Copy every line of the data that contains the string "calendar".

>> Start DATASET

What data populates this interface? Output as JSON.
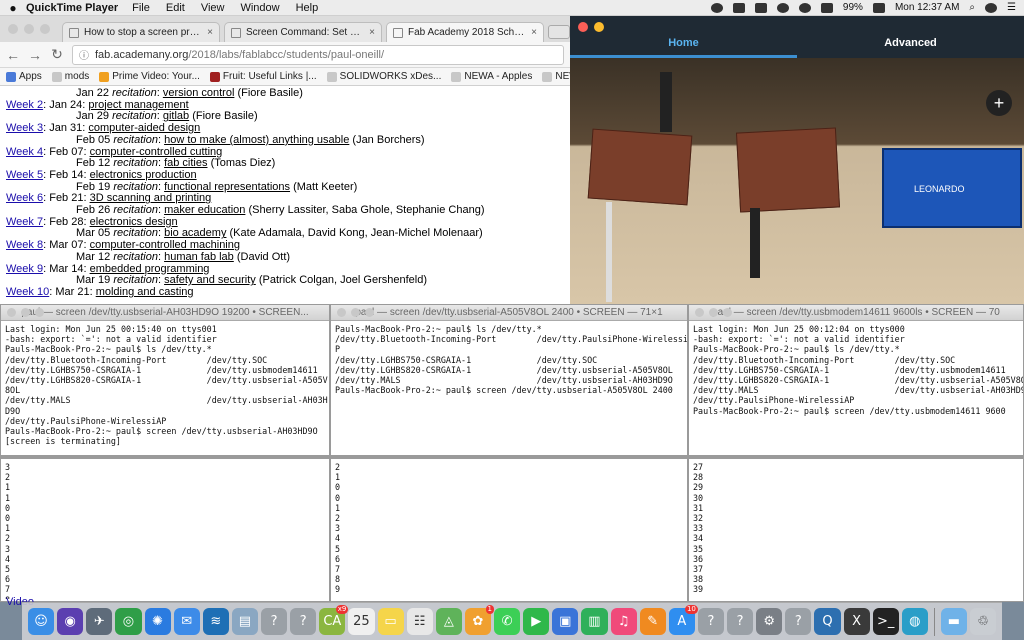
{
  "menubar": {
    "app_name": "QuickTime Player",
    "menus": [
      "File",
      "Edit",
      "View",
      "Window",
      "Help"
    ],
    "battery": "99%",
    "clock": "Mon 12:37 AM"
  },
  "browser": {
    "tabs": [
      {
        "title": "How to stop a screen process"
      },
      {
        "title": "Screen Command: Set Baud Ra"
      },
      {
        "title": "Fab Academy 2018 Schedule"
      }
    ],
    "url_host": "fab.academany.org",
    "url_path": "/2018/labs/fablabcc/students/paul-oneill/",
    "bookmarks": [
      "Apps",
      "mods",
      "Prime Video: Your...",
      "Fruit: Useful Links |...",
      "SOLIDWORKS xDes...",
      "NEWA - Apples",
      "NEWA - W"
    ],
    "schedule": [
      {
        "indent": true,
        "date": "Jan 22",
        "kind": "recitation",
        "topic": "version control",
        "who": "(Fiore Basile)"
      },
      {
        "indent": false,
        "week": "Week 2",
        "date": "Jan 24:",
        "topic": "project management"
      },
      {
        "indent": true,
        "date": "Jan 29",
        "kind": "recitation",
        "topic": "gitlab",
        "who": "(Fiore Basile)"
      },
      {
        "indent": false,
        "week": "Week 3",
        "date": "Jan 31:",
        "topic": "computer-aided design"
      },
      {
        "indent": true,
        "date": "Feb 05",
        "kind": "recitation",
        "topic": "how to make (almost) anything usable",
        "who": "(Jan Borchers)"
      },
      {
        "indent": false,
        "week": "Week 4",
        "date": "Feb 07:",
        "topic": "computer-controlled cutting"
      },
      {
        "indent": true,
        "date": "Feb 12",
        "kind": "recitation",
        "topic": "fab cities",
        "who": "(Tomas Diez)"
      },
      {
        "indent": false,
        "week": "Week 5",
        "date": "Feb 14:",
        "topic": "electronics production"
      },
      {
        "indent": true,
        "date": "Feb 19",
        "kind": "recitation",
        "topic": "functional representations",
        "who": "(Matt Keeter)"
      },
      {
        "indent": false,
        "week": "Week 6",
        "date": "Feb 21:",
        "topic": "3D scanning and printing"
      },
      {
        "indent": true,
        "date": "Feb 26",
        "kind": "recitation",
        "topic": "maker education",
        "who": "(Sherry Lassiter, Saba Ghole, Stephanie Chang)"
      },
      {
        "indent": false,
        "week": "Week 7",
        "date": "Feb 28:",
        "topic": "electronics design"
      },
      {
        "indent": true,
        "date": "Mar 05",
        "kind": "recitation",
        "topic": "bio academy",
        "who": "(Kate Adamala, David Kong, Jean-Michel Molenaar)"
      },
      {
        "indent": false,
        "week": "Week 8",
        "date": "Mar 07:",
        "topic": "computer-controlled machining"
      },
      {
        "indent": true,
        "date": "Mar 12",
        "kind": "recitation",
        "topic": "human fab lab",
        "who": "(David Ott)"
      },
      {
        "indent": false,
        "week": "Week 9",
        "date": "Mar 14:",
        "topic": "embedded programming"
      },
      {
        "indent": true,
        "date": "Mar 19",
        "kind": "recitation",
        "topic": "safety and security",
        "who": "(Patrick Colgan, Joel Gershenfeld)"
      },
      {
        "indent": false,
        "week": "Week 10",
        "date": "Mar 21:",
        "topic": "molding and casting"
      }
    ],
    "video_link": "Video"
  },
  "video_app": {
    "tab_home": "Home",
    "tab_advanced": "Advanced",
    "board_label": "LEONARDO",
    "colors": {
      "accent": "#3c8fd0",
      "tab_active": "#5ab4f0"
    }
  },
  "terminals": [
    {
      "title": "paul — screen /dev/tty.usbserial-AH03HD9O 19200 • SCREEN...",
      "top": "Last login: Mon Jun 25 00:15:40 on ttys001\n-bash: export: `=': not a valid identifier\nPauls-MacBook-Pro-2:~ paul$ ls /dev/tty.*\n/dev/tty.Bluetooth-Incoming-Port        /dev/tty.SOC\n/dev/tty.LGHBS750-CSRGAIA-1             /dev/tty.usbmodem14611\n/dev/tty.LGHBS820-CSRGAIA-1             /dev/tty.usbserial-A505V\n8OL\n/dev/tty.MALS                           /dev/tty.usbserial-AH03H\nD9O\n/dev/tty.PaulsiPhone-WirelessiAP\nPauls-MacBook-Pro-2:~ paul$ screen /dev/tty.usbserial-AH03HD9O\n[screen is terminating]",
      "bottom": "3\n2\n1\n1\n0\n0\n1\n2\n3\n4\n5\n6\n7\n8\n9"
    },
    {
      "title": "paul — screen /dev/tty.usbserial-A505V8OL 2400 • SCREEN — 71×1",
      "top": "Pauls-MacBook-Pro-2:~ paul$ ls /dev/tty.*\n/dev/tty.Bluetooth-Incoming-Port        /dev/tty.PaulsiPhone-WirelessiA\nP\n/dev/tty.LGHBS750-CSRGAIA-1             /dev/tty.SOC\n/dev/tty.LGHBS820-CSRGAIA-1             /dev/tty.usbserial-A505V8OL\n/dev/tty.MALS                           /dev/tty.usbserial-AH03HD9O\nPauls-MacBook-Pro-2:~ paul$ screen /dev/tty.usbserial-A505V8OL 2400",
      "bottom": "2\n1\n0\n0\n1\n2\n3\n4\n5\n6\n7\n8\n9"
    },
    {
      "title": "paul — screen /dev/tty.usbmodem14611 9600ls • SCREEN — 70",
      "top": "Last login: Mon Jun 25 00:12:04 on ttys000\n-bash: export: `=': not a valid identifier\nPauls-MacBook-Pro-2:~ paul$ ls /dev/tty.*\n/dev/tty.Bluetooth-Incoming-Port        /dev/tty.SOC\n/dev/tty.LGHBS750-CSRGAIA-1             /dev/tty.usbmodem14611\n/dev/tty.LGHBS820-CSRGAIA-1             /dev/tty.usbserial-A505V8O\n/dev/tty.MALS                           /dev/tty.usbserial-AH03HD9\n/dev/tty.PaulsiPhone-WirelessiAP\nPauls-MacBook-Pro-2:~ paul$ screen /dev/tty.usbmodem14611 9600",
      "bottom": "27\n28\n29\n30\n31\n32\n33\n34\n35\n36\n37\n38\n39"
    }
  ],
  "dock": [
    {
      "name": "finder-icon",
      "glyph": "☺",
      "color": "#3a8ee6"
    },
    {
      "name": "siri-icon",
      "glyph": "◉",
      "color": "#5b3fb0"
    },
    {
      "name": "launchpad-icon",
      "glyph": "✈",
      "color": "#5e6b7a"
    },
    {
      "name": "chrome-icon",
      "glyph": "◎",
      "color": "#2f9e48"
    },
    {
      "name": "safari-icon",
      "glyph": "✺",
      "color": "#2a7be0"
    },
    {
      "name": "mail-icon",
      "glyph": "✉",
      "color": "#3d8be8"
    },
    {
      "name": "eagle-icon",
      "glyph": "≋",
      "color": "#1e6fb5"
    },
    {
      "name": "preview-icon",
      "glyph": "▤",
      "color": "#8aa7c2"
    },
    {
      "name": "unknown-app-icon",
      "glyph": "?",
      "color": "#9aa0a6"
    },
    {
      "name": "unknown-app-icon",
      "glyph": "?",
      "color": "#9aa0a6"
    },
    {
      "name": "calendar-app-icon",
      "glyph": "CA",
      "color": "#8bb640",
      "badge": "x9"
    },
    {
      "name": "calendar-icon",
      "glyph": "25",
      "color": "#f0f0f0"
    },
    {
      "name": "notes-icon",
      "glyph": "▭",
      "color": "#f5d54a"
    },
    {
      "name": "reminders-icon",
      "glyph": "☷",
      "color": "#e8e8e8"
    },
    {
      "name": "maps-icon",
      "glyph": "◬",
      "color": "#5fb35a"
    },
    {
      "name": "photos-icon",
      "glyph": "✿",
      "color": "#f0a030",
      "badge": "1"
    },
    {
      "name": "messages-icon",
      "glyph": "✆",
      "color": "#3ccf56"
    },
    {
      "name": "facetime-icon",
      "glyph": "▶",
      "color": "#2fb84a"
    },
    {
      "name": "keynote-icon",
      "glyph": "▣",
      "color": "#3a74d8"
    },
    {
      "name": "numbers-icon",
      "glyph": "▥",
      "color": "#2fb05a"
    },
    {
      "name": "music-icon",
      "glyph": "♫",
      "color": "#f04a7a"
    },
    {
      "name": "books-icon",
      "glyph": "✎",
      "color": "#f08a20"
    },
    {
      "name": "appstore-icon",
      "glyph": "A",
      "color": "#2f8ef0",
      "badge": "10"
    },
    {
      "name": "unknown-app-icon",
      "glyph": "?",
      "color": "#9aa0a6"
    },
    {
      "name": "unknown-app-icon",
      "glyph": "?",
      "color": "#9aa0a6"
    },
    {
      "name": "system-preferences-icon",
      "glyph": "⚙",
      "color": "#7a7f86"
    },
    {
      "name": "unknown-app-icon",
      "glyph": "?",
      "color": "#9aa0a6"
    },
    {
      "name": "quicktime-icon",
      "glyph": "Q",
      "color": "#2d6fb0"
    },
    {
      "name": "x11-icon",
      "glyph": "X",
      "color": "#3a3a3a"
    },
    {
      "name": "terminal-icon",
      "glyph": ">_",
      "color": "#222222"
    },
    {
      "name": "network-icon",
      "glyph": "◍",
      "color": "#2a9ec8"
    },
    {
      "name": "folder-icon",
      "glyph": "▬",
      "color": "#6fb2e8"
    },
    {
      "name": "trash-icon",
      "glyph": "♲",
      "color": "#c9cdd2"
    }
  ]
}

>> End DATASET

ANSWER TO THE PROBLEM —
      "name": "calendar-app-icon",
      "name": "calendar-icon",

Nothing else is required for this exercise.